▸ Exercise aim: Strip the pictures and reproduce the rest of the listing exactly.

(Data extracted from a collection)
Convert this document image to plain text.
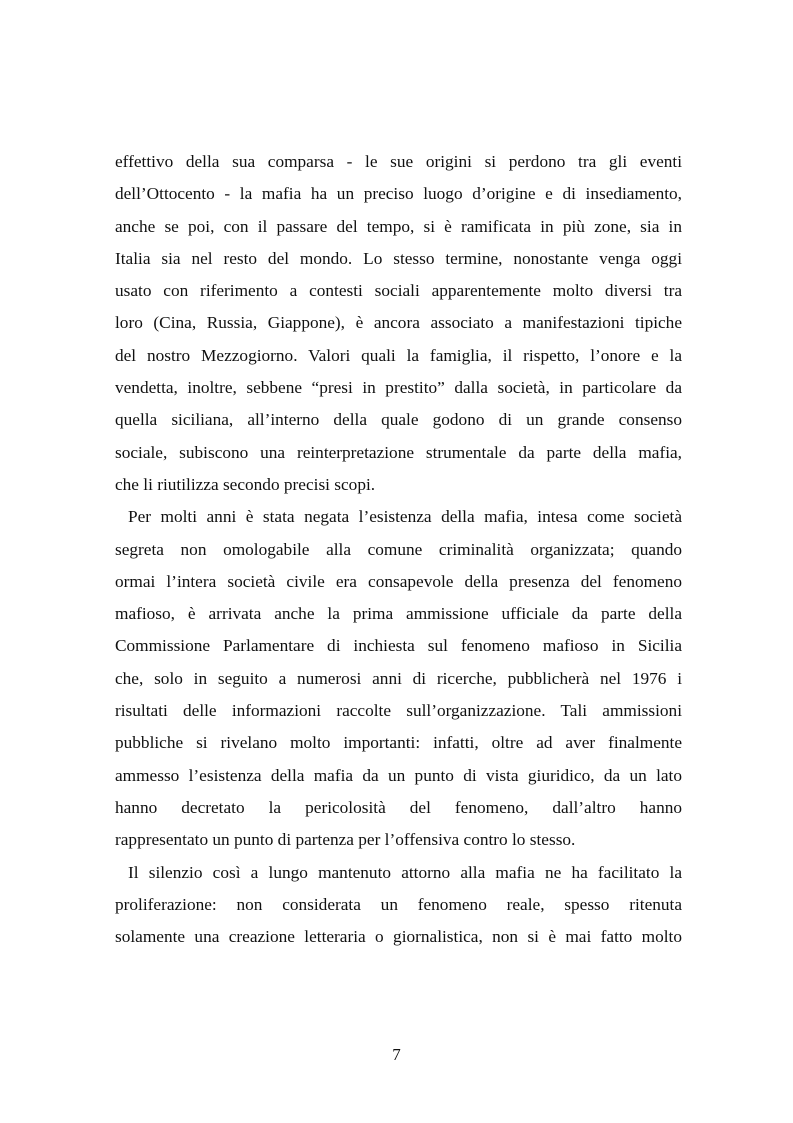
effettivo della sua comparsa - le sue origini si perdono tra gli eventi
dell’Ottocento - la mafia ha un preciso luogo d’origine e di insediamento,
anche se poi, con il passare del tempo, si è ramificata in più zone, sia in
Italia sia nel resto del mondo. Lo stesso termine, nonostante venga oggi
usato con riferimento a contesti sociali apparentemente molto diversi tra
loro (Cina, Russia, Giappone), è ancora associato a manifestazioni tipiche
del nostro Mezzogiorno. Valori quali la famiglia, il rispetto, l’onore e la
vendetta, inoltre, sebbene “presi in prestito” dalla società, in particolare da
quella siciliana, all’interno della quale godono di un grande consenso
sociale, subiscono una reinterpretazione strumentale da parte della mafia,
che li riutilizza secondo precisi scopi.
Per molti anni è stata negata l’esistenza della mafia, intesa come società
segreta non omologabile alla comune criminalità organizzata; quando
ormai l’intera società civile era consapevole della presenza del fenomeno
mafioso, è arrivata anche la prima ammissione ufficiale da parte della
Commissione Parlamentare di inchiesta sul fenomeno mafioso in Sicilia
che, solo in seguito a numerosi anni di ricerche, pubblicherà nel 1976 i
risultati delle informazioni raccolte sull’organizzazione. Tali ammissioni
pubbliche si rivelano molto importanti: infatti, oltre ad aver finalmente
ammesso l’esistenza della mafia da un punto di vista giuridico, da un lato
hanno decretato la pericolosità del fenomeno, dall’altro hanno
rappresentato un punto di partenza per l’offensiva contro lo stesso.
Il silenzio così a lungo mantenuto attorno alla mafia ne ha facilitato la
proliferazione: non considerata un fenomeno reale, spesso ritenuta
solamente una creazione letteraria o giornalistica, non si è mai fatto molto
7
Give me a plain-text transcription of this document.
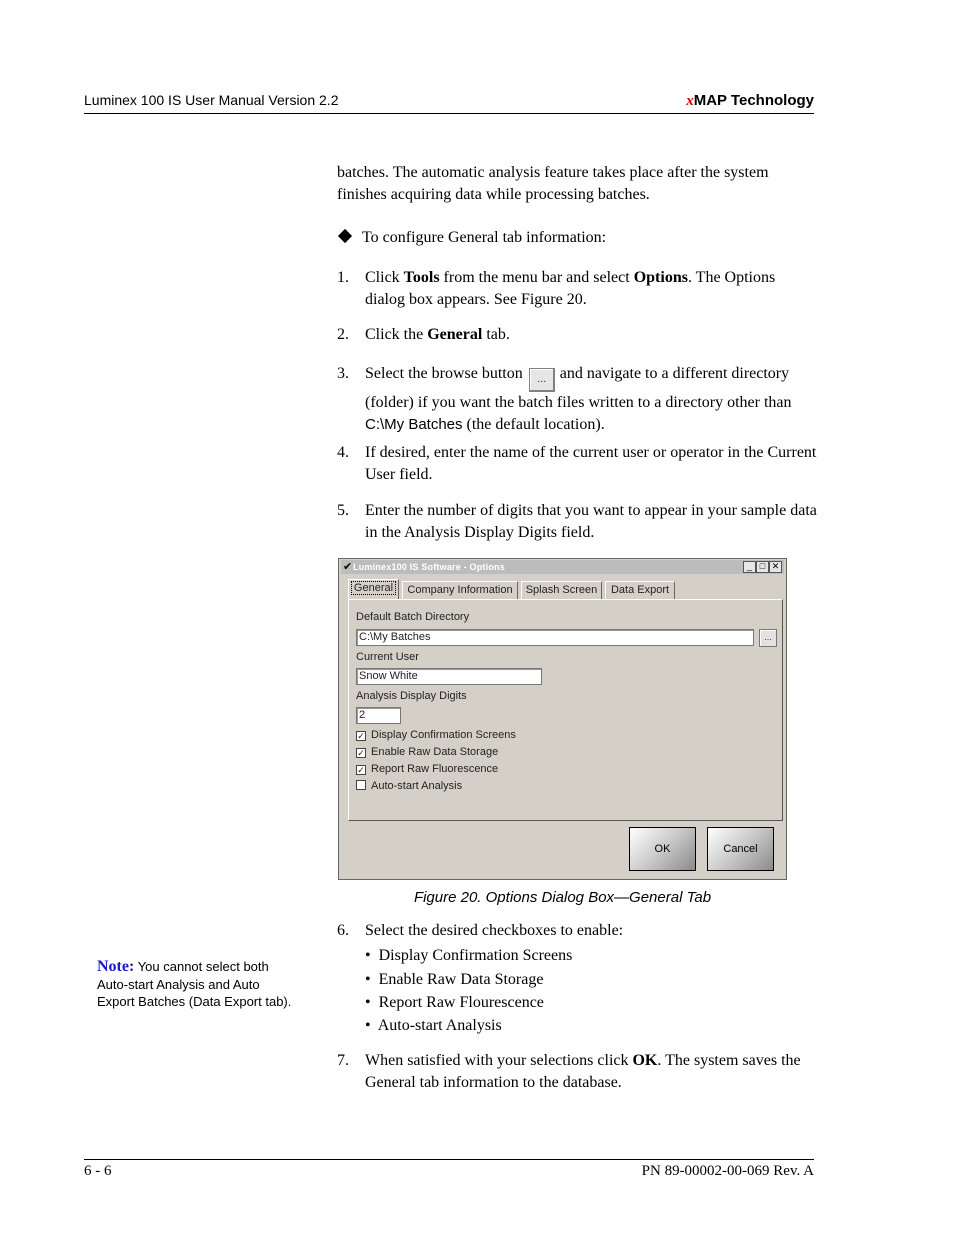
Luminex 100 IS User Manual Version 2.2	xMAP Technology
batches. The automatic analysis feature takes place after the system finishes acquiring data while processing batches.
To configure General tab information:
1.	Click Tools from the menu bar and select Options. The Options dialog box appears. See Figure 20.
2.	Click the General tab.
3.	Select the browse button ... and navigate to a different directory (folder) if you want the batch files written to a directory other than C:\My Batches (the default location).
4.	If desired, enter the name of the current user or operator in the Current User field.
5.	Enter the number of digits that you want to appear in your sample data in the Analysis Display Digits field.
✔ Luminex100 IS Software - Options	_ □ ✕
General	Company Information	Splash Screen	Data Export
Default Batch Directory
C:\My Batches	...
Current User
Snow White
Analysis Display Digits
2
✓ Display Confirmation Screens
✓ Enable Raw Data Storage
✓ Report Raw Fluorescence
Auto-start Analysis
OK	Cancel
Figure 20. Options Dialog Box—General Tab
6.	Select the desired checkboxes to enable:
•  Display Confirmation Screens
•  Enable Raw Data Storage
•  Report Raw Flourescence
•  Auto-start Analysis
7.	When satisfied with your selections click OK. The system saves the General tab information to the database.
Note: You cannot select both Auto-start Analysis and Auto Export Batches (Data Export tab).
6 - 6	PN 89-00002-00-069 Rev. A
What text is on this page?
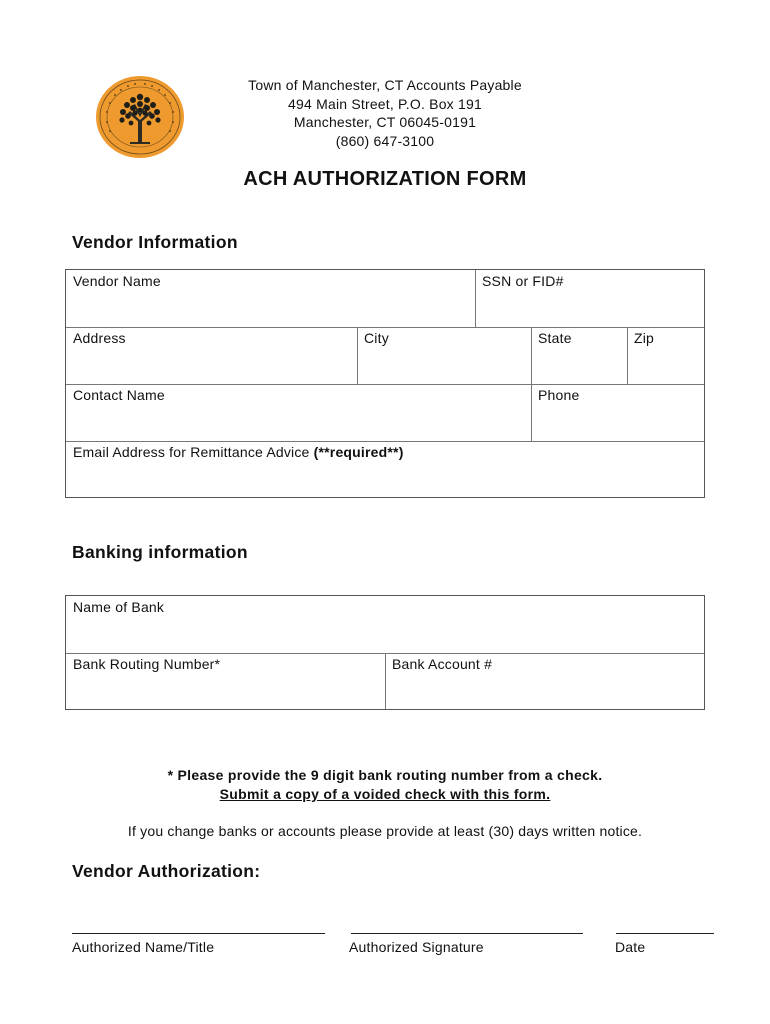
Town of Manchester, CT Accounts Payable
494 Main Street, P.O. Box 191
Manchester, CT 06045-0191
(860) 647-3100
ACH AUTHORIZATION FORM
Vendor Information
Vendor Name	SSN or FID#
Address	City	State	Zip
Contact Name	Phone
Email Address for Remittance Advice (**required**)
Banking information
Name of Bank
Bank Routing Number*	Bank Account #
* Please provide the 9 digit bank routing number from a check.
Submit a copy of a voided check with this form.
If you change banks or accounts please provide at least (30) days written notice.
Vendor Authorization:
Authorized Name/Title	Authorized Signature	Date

▸ Task result:
Convert this document image to plain text.
effettivo della sua comparsa - le sue origini si perdono tra gli eventi
dell’Ottocento - la mafia ha un preciso luogo d’origine e di insediamento,
anche se poi, con il passare del tempo, si è ramificata in più zone, sia in
Italia sia nel resto del mondo. Lo stesso termine, nonostante venga oggi
usato con riferimento a contesti sociali apparentemente molto diversi tra
loro (Cina, Russia, Giappone), è ancora associato a manifestazioni tipiche
del nostro Mezzogiorno. Valori quali la famiglia, il rispetto, l’onore e la
vendetta, inoltre, sebbene “presi in prestito” dalla società, in particolare da
quella siciliana, all’interno della quale godono di un grande consenso
sociale, subiscono una reinterpretazione strumentale da parte della mafia,
che li riutilizza secondo precisi scopi.
Per molti anni è stata negata l’esistenza della mafia, intesa come società
segreta non omologabile alla comune criminalità organizzata; quando
ormai l’intera società civile era consapevole della presenza del fenomeno
mafioso, è arrivata anche la prima ammissione ufficiale da parte della
Commissione Parlamentare di inchiesta sul fenomeno mafioso in Sicilia
che, solo in seguito a numerosi anni di ricerche, pubblicherà nel 1976 i
risultati delle informazioni raccolte sull’organizzazione. Tali ammissioni
pubbliche si rivelano molto importanti: infatti, oltre ad aver finalmente
ammesso l’esistenza della mafia da un punto di vista giuridico, da un lato
hanno decretato la pericolosità del fenomeno, dall’altro hanno
rappresentato un punto di partenza per l’offensiva contro lo stesso.
Il silenzio così a lungo mantenuto attorno alla mafia ne ha facilitato la
proliferazione: non considerata un fenomeno reale, spesso ritenuta
solamente una creazione letteraria o giornalistica, non si è mai fatto molto
7
Give me a plain-text transcription of this document.
Luminex 100 IS User Manual Version 2.2	xMAP Technology
batches. The automatic analysis feature takes place after the system finishes acquiring data while processing batches.
To configure General tab information:
1.	Click Tools from the menu bar and select Options. The Options dialog box appears. See Figure 20.
2.	Click the General tab.
3.	Select the browse button ... and navigate to a different directory (folder) if you want the batch files written to a directory other than C:\My Batches (the default location).
4.	If desired, enter the name of the current user or operator in the Current User field.
5.	Enter the number of digits that you want to appear in your sample data in the Analysis Display Digits field.
✔ Luminex100 IS Software - Options	_ □ ✕
General	Company Information	Splash Screen	Data Export
Default Batch Directory
C:\My Batches	...
Current User
Snow White
Analysis Display Digits
2
✓ Display Confirmation Screens
✓ Enable Raw Data Storage
✓ Report Raw Fluorescence
Auto-start Analysis
OK	Cancel
Figure 20. Options Dialog Box—General Tab
6.	Select the desired checkboxes to enable:
•  Display Confirmation Screens
•  Enable Raw Data Storage
•  Report Raw Flourescence
•  Auto-start Analysis
7.	When satisfied with your selections click OK. The system saves the General tab information to the database.
Note: You cannot select both Auto-start Analysis and Auto Export Batches (Data Export tab).
6 - 6	PN 89-00002-00-069 Rev. A
What text is on this page?
Town of Manchester, CT Accounts Payable
494 Main Street, P.O. Box 191
Manchester, CT 06045-0191
(860) 647-3100
ACH AUTHORIZATION FORM
Vendor Information
Vendor Name	SSN or FID#
Address	City	State	Zip
Contact Name	Phone
Email Address for Remittance Advice (**required**)
Banking information
Name of Bank
Bank Routing Number*	Bank Account #
* Please provide the 9 digit bank routing number from a check.
Submit a copy of a voided check with this form.
If you change banks or accounts please provide at least (30) days written notice.
Vendor Authorization:
Authorized Name/Title	Authorized Signature	Date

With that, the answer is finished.